- **REQUIRED TASK**
Select the lines that contain "SmartScreen" and copy each of them.

- **DATA LINES**
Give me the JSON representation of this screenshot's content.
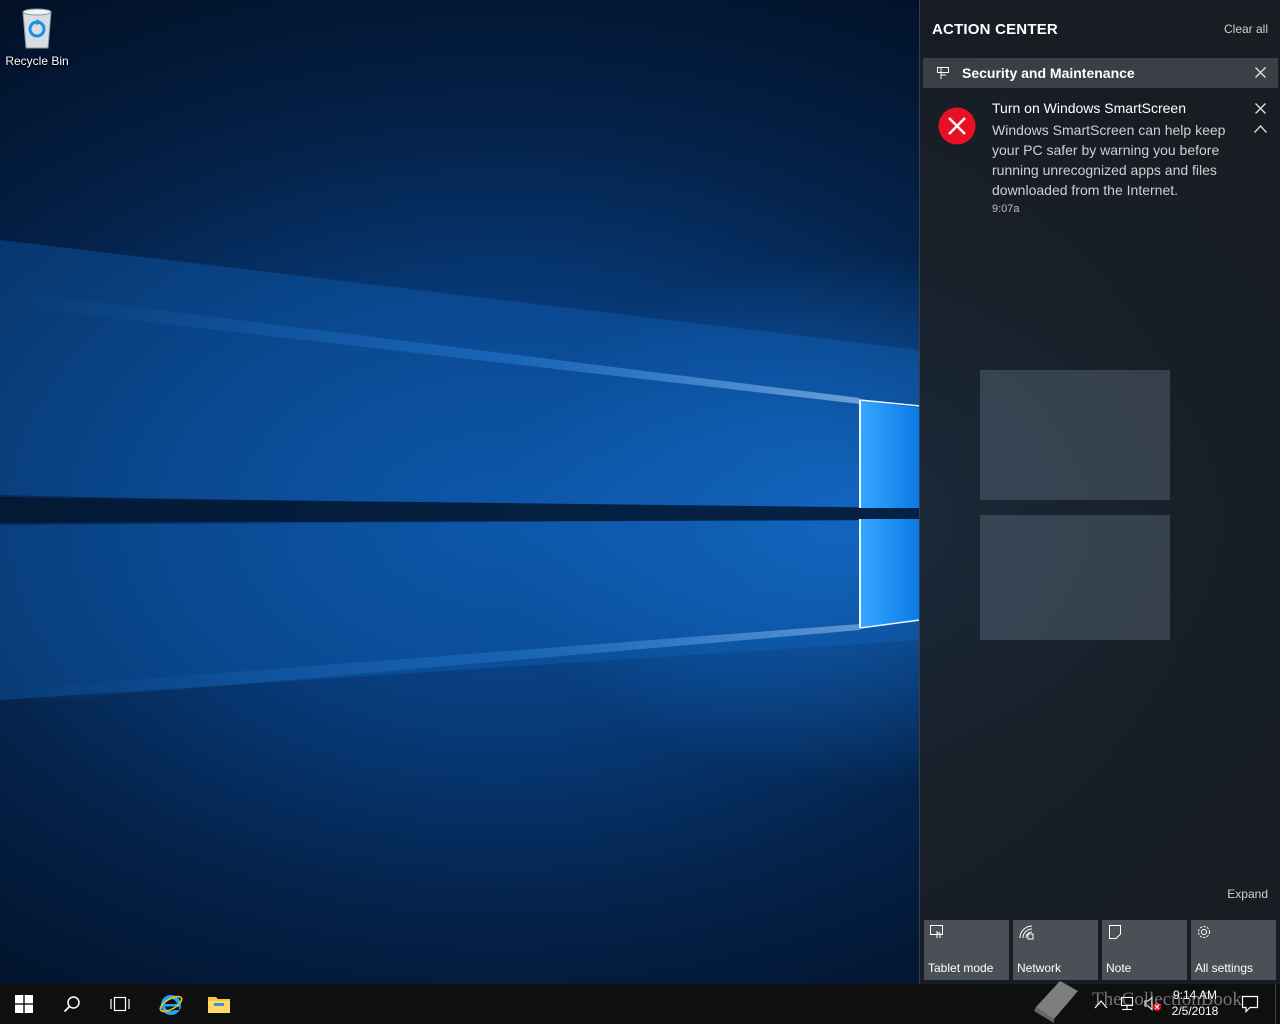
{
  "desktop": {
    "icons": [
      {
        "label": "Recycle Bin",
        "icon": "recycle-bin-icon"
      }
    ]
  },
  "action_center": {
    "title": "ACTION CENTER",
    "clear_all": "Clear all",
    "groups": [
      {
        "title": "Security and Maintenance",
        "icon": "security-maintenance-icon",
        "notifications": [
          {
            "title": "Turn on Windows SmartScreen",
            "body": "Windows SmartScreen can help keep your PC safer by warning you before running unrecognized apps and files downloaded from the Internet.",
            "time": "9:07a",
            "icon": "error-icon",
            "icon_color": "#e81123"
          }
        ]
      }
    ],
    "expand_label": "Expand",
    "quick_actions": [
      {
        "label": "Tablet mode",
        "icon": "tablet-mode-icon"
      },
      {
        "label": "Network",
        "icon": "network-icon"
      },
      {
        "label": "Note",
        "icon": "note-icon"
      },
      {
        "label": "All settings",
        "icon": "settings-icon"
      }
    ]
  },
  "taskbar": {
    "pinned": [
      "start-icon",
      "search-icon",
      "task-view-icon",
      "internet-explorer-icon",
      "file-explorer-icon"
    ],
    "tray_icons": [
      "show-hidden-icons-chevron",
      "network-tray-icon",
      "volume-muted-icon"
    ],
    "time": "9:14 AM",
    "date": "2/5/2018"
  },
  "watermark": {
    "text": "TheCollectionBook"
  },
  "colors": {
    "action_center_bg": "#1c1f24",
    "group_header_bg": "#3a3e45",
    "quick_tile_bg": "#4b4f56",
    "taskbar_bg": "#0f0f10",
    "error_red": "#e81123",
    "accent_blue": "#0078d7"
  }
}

- **ANSWER FOR THIS EXERCISE**
            "title": "Turn on Windows SmartScreen",
            "body": "Windows SmartScreen can help keep your PC safer by warning you before running unrecognized apps and files downloaded from the Internet.",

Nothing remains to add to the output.